**Exercise prompt:** Can you pull out each line of the data below that includes the word "text"?

**Dataset rows:**
========================================================================

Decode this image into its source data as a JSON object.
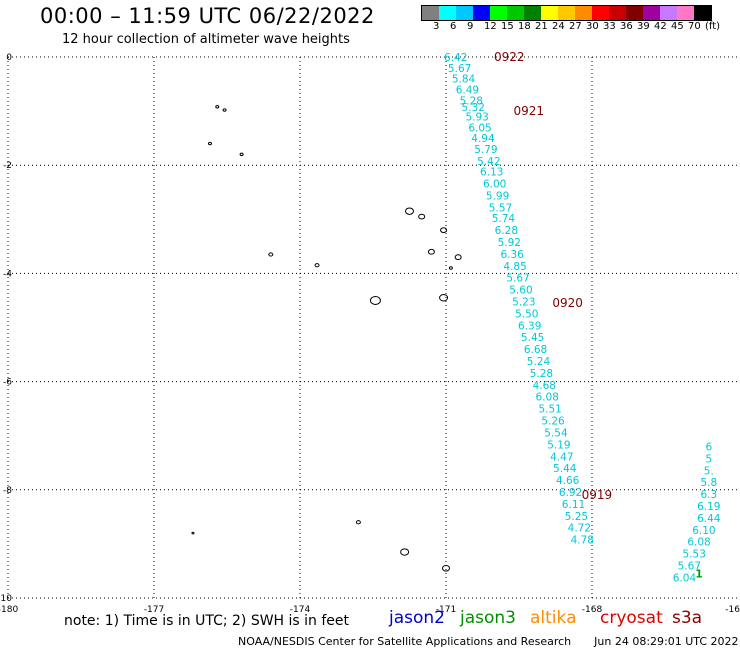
{
  "header": {
    "title": "00:00 – 11:59 UTC 06/22/2022",
    "subtitle": "12 hour collection of altimeter wave heights"
  },
  "color_scale": {
    "colors": [
      "#808080",
      "#00ffff",
      "#00c8ff",
      "#0000ff",
      "#00ff00",
      "#00c800",
      "#008000",
      "#ffff00",
      "#ffc800",
      "#ff8c00",
      "#ff0000",
      "#c80000",
      "#800000",
      "#a000a0",
      "#c878ff",
      "#ff78c8",
      "#000000"
    ],
    "labels": [
      "3",
      "6",
      "9",
      "12",
      "15",
      "18",
      "21",
      "24",
      "27",
      "30",
      "33",
      "36",
      "39",
      "42",
      "45",
      "70",
      "(ft)"
    ]
  },
  "map": {
    "lon_ticks": [
      "-180",
      "-177",
      "-174",
      "-171",
      "-168",
      "-16"
    ],
    "lat_ticks": [
      "0",
      "-2",
      "-4",
      "-6",
      "-8",
      "-10"
    ],
    "time_labels": [
      {
        "text": "0922",
        "lon": -169.7,
        "lat": 0.0
      },
      {
        "text": "0921",
        "lon": -169.3,
        "lat": -1.0
      },
      {
        "text": "0920",
        "lon": -168.5,
        "lat": -4.55
      },
      {
        "text": "0919",
        "lon": -167.9,
        "lat": -8.1
      }
    ],
    "track_a": [
      {
        "lon": -170.8,
        "lat": 0.0,
        "v": "6.42"
      },
      {
        "lon": -170.72,
        "lat": -0.2,
        "v": "5.67"
      },
      {
        "lon": -170.64,
        "lat": -0.4,
        "v": "5.84"
      },
      {
        "lon": -170.56,
        "lat": -0.6,
        "v": "6.49"
      },
      {
        "lon": -170.48,
        "lat": -0.8,
        "v": "5.28"
      },
      {
        "lon": -170.44,
        "lat": -0.92,
        "v": "5.32"
      },
      {
        "lon": -170.36,
        "lat": -1.1,
        "v": "5.93"
      },
      {
        "lon": -170.3,
        "lat": -1.3,
        "v": "6.05"
      },
      {
        "lon": -170.24,
        "lat": -1.5,
        "v": "4.94"
      },
      {
        "lon": -170.18,
        "lat": -1.7,
        "v": "5.79"
      },
      {
        "lon": -170.12,
        "lat": -1.92,
        "v": "5.42"
      },
      {
        "lon": -170.06,
        "lat": -2.12,
        "v": "6.13"
      },
      {
        "lon": -170.0,
        "lat": -2.34,
        "v": "6.00"
      },
      {
        "lon": -169.94,
        "lat": -2.56,
        "v": "5.99"
      },
      {
        "lon": -169.88,
        "lat": -2.78,
        "v": "5.57"
      },
      {
        "lon": -169.82,
        "lat": -2.98,
        "v": "5.74"
      },
      {
        "lon": -169.76,
        "lat": -3.2,
        "v": "6.28"
      },
      {
        "lon": -169.7,
        "lat": -3.42,
        "v": "5.92"
      },
      {
        "lon": -169.64,
        "lat": -3.64,
        "v": "6.36"
      },
      {
        "lon": -169.58,
        "lat": -3.86,
        "v": "4.85"
      },
      {
        "lon": -169.52,
        "lat": -4.08,
        "v": "5.67"
      },
      {
        "lon": -169.46,
        "lat": -4.3,
        "v": "5.60"
      },
      {
        "lon": -169.4,
        "lat": -4.52,
        "v": "5.23"
      },
      {
        "lon": -169.34,
        "lat": -4.74,
        "v": "5.50"
      },
      {
        "lon": -169.28,
        "lat": -4.96,
        "v": "6.39"
      },
      {
        "lon": -169.22,
        "lat": -5.18,
        "v": "5.45"
      },
      {
        "lon": -169.16,
        "lat": -5.4,
        "v": "6.68"
      },
      {
        "lon": -169.1,
        "lat": -5.62,
        "v": "5.24"
      },
      {
        "lon": -169.04,
        "lat": -5.84,
        "v": "5.28"
      },
      {
        "lon": -168.98,
        "lat": -6.06,
        "v": "4.68"
      },
      {
        "lon": -168.92,
        "lat": -6.28,
        "v": "6.08"
      },
      {
        "lon": -168.86,
        "lat": -6.5,
        "v": "5.51"
      },
      {
        "lon": -168.8,
        "lat": -6.72,
        "v": "5.26"
      },
      {
        "lon": -168.74,
        "lat": -6.94,
        "v": "5.54"
      },
      {
        "lon": -168.68,
        "lat": -7.16,
        "v": "5.19"
      },
      {
        "lon": -168.62,
        "lat": -7.38,
        "v": "4.47"
      },
      {
        "lon": -168.56,
        "lat": -7.6,
        "v": "5.44"
      },
      {
        "lon": -168.5,
        "lat": -7.82,
        "v": "4.66"
      },
      {
        "lon": -168.44,
        "lat": -8.04,
        "v": "6.92"
      },
      {
        "lon": -168.38,
        "lat": -8.26,
        "v": "6.11"
      },
      {
        "lon": -168.32,
        "lat": -8.48,
        "v": "5.25"
      },
      {
        "lon": -168.26,
        "lat": -8.7,
        "v": "4.72"
      },
      {
        "lon": -168.2,
        "lat": -8.92,
        "v": "4.78"
      }
    ],
    "track_b": [
      {
        "lon": -165.6,
        "lat": -7.2,
        "v": "6"
      },
      {
        "lon": -165.6,
        "lat": -7.42,
        "v": "5"
      },
      {
        "lon": -165.6,
        "lat": -7.64,
        "v": "5."
      },
      {
        "lon": -165.6,
        "lat": -7.86,
        "v": "5.8"
      },
      {
        "lon": -165.6,
        "lat": -8.08,
        "v": "6.3"
      },
      {
        "lon": -165.6,
        "lat": -8.3,
        "v": "6.19"
      },
      {
        "lon": -165.6,
        "lat": -8.52,
        "v": "6.44"
      },
      {
        "lon": -165.7,
        "lat": -8.74,
        "v": "6.10"
      },
      {
        "lon": -165.8,
        "lat": -8.96,
        "v": "6.08"
      },
      {
        "lon": -165.9,
        "lat": -9.18,
        "v": "5.53"
      },
      {
        "lon": -166.0,
        "lat": -9.4,
        "v": "5.67"
      },
      {
        "lon": -166.1,
        "lat": -9.62,
        "v": "6.04"
      },
      {
        "lon": -165.8,
        "lat": -9.55,
        "v": "1",
        "green": true
      }
    ],
    "islands": [
      {
        "lon": -175.7,
        "lat": -0.92,
        "r": 1.5
      },
      {
        "lon": -175.55,
        "lat": -0.98,
        "r": 1.5
      },
      {
        "lon": -175.85,
        "lat": -1.6,
        "r": 1.5
      },
      {
        "lon": -175.2,
        "lat": -1.8,
        "r": 1.5
      },
      {
        "lon": -171.75,
        "lat": -2.85,
        "r": 4
      },
      {
        "lon": -171.5,
        "lat": -2.95,
        "r": 3
      },
      {
        "lon": -171.05,
        "lat": -3.2,
        "r": 3
      },
      {
        "lon": -171.3,
        "lat": -3.6,
        "r": 3
      },
      {
        "lon": -170.75,
        "lat": -3.7,
        "r": 3
      },
      {
        "lon": -174.6,
        "lat": -3.65,
        "r": 2
      },
      {
        "lon": -173.65,
        "lat": -3.85,
        "r": 2
      },
      {
        "lon": -170.9,
        "lat": -3.9,
        "r": 1.5
      },
      {
        "lon": -172.45,
        "lat": -4.5,
        "r": 5
      },
      {
        "lon": -171.05,
        "lat": -4.45,
        "r": 4
      },
      {
        "lon": -172.8,
        "lat": -8.6,
        "r": 2
      },
      {
        "lon": -176.2,
        "lat": -8.8,
        "r": 1
      },
      {
        "lon": -171.85,
        "lat": -9.15,
        "r": 4
      },
      {
        "lon": -171.0,
        "lat": -9.45,
        "r": 3.5
      }
    ]
  },
  "footer": {
    "note": "note:  1) Time is in UTC;  2) SWH is in feet",
    "satellites": [
      {
        "name": "jason2",
        "color": "#0000d0"
      },
      {
        "name": "jason3",
        "color": "#009000"
      },
      {
        "name": "altika",
        "color": "#ff8c00"
      },
      {
        "name": "cryosat",
        "color": "#e00000"
      },
      {
        "name": "s3a",
        "color": "#8b0000"
      }
    ],
    "credit_left": "NOAA/NESDIS Center for Satellite Applications and Research",
    "credit_right": "Jun 24 08:29:01 UTC 2022"
  }
}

========================================================================

**Answer to the problem:**
        "text": "0922",
        "text": "0921",
        "text": "0920",
        "text": "0919",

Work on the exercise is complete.